**What is expected**: Answer with one number: how many lines hold the string "badge".

[Saved data entries]
◆ ◆ ◆ ◆ ◆

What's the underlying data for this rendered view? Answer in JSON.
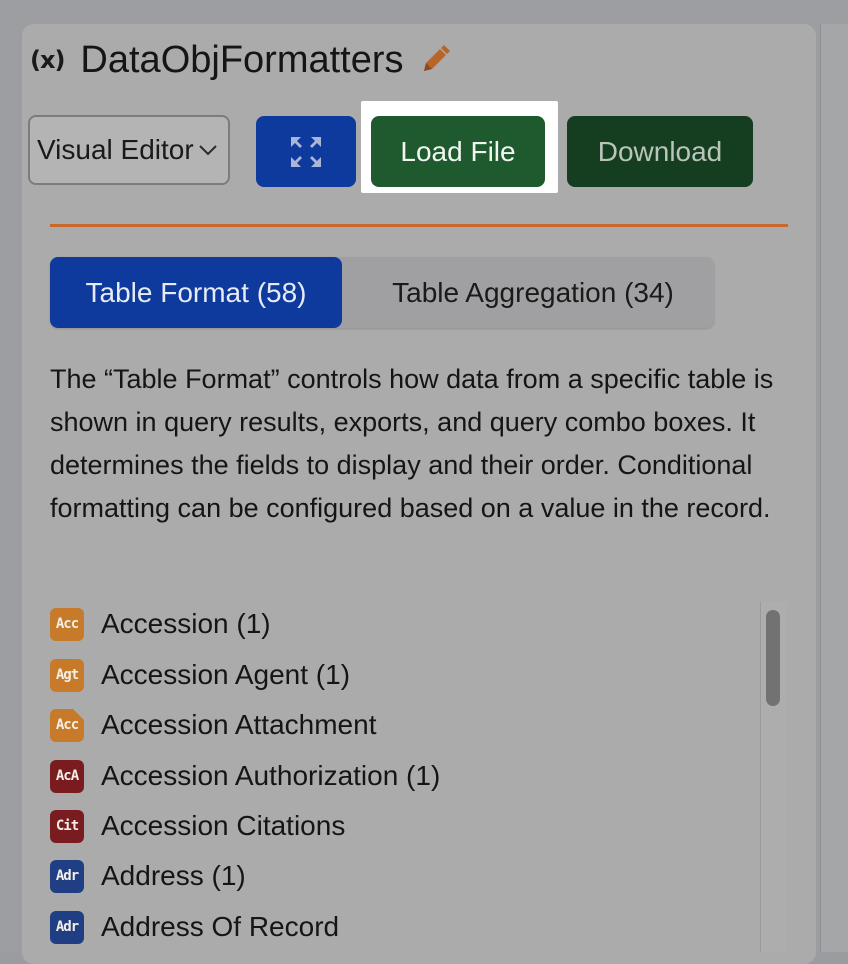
{
  "header": {
    "var_icon": "(x)",
    "title": "DataObjFormatters"
  },
  "toolbar": {
    "editor_select": "Visual Editor",
    "load_label": "Load File",
    "download_label": "Download"
  },
  "tabs": [
    {
      "label": "Table Format (58)",
      "active": true
    },
    {
      "label": "Table Aggregation (34)",
      "active": false
    }
  ],
  "description": "The “Table Format” controls how data from a specific table is shown in query results, exports, and query combo boxes. It determines the fields to display and their order. Conditional formatting can be configured based on a value in the record.",
  "items": [
    {
      "badge": "Acc",
      "color": "orange",
      "label": "Accession (1)"
    },
    {
      "badge": "Agt",
      "color": "orange",
      "label": "Accession Agent (1)"
    },
    {
      "badge": "Acc",
      "color": "orange",
      "label": "Accession Attachment",
      "folded": true
    },
    {
      "badge": "AcA",
      "color": "red",
      "label": "Accession Authorization (1)"
    },
    {
      "badge": "Cit",
      "color": "red",
      "label": "Accession Citations"
    },
    {
      "badge": "Adr",
      "color": "blue",
      "label": "Address (1)"
    },
    {
      "badge": "Adr",
      "color": "blue",
      "label": "Address Of Record"
    }
  ],
  "colors": {
    "primary_blue": "#0e3a9d",
    "load_green": "#1e5a2d",
    "download_green": "#153d1f",
    "accent_orange": "#c8682a"
  }
}
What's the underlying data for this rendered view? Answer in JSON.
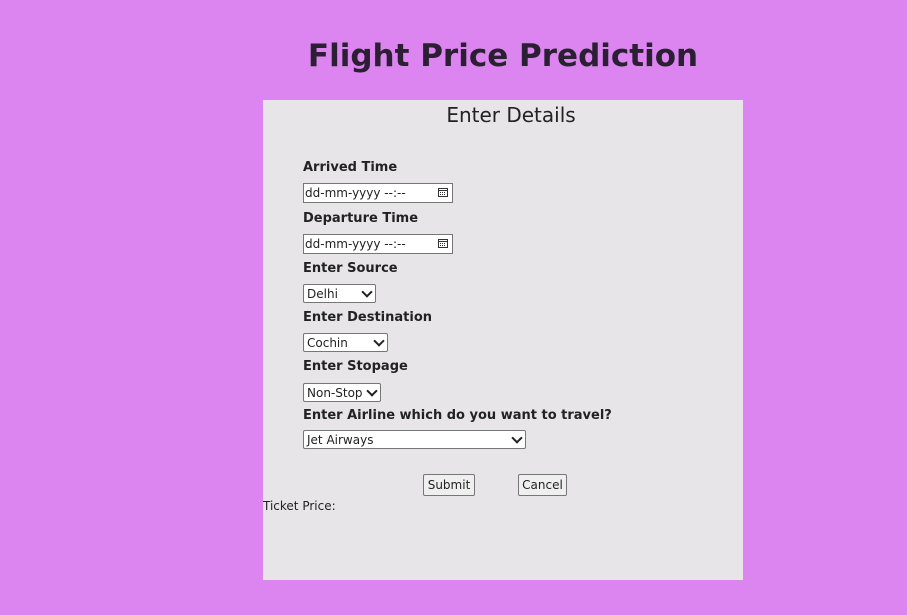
{
  "page": {
    "title": "Flight Price Prediction"
  },
  "form": {
    "heading": "Enter Details",
    "arrived_time": {
      "label": "Arrived Time",
      "value": "dd-mm-yyyy --:--"
    },
    "departure_time": {
      "label": "Departure Time",
      "value": "dd-mm-yyyy --:--"
    },
    "source": {
      "label": "Enter Source",
      "selected": "Delhi"
    },
    "destination": {
      "label": "Enter Destination",
      "selected": "Cochin"
    },
    "stopage": {
      "label": "Enter Stopage",
      "selected": "Non-Stop"
    },
    "airline": {
      "label": "Enter Airline which do you want to travel?",
      "selected": "Jet Airways"
    },
    "submit_label": "Submit",
    "cancel_label": "Cancel"
  },
  "result": {
    "label": "Ticket Price:"
  },
  "colors": {
    "page_background": "#dc84ef",
    "card_background": "#e7e5e8",
    "title_color": "#2b2033"
  },
  "icons": {
    "date_picker": "calendar-icon",
    "dropdown": "chevron-down-icon"
  }
}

◆ ◆ ◆ ◆ ◆

**Result for this task**: 7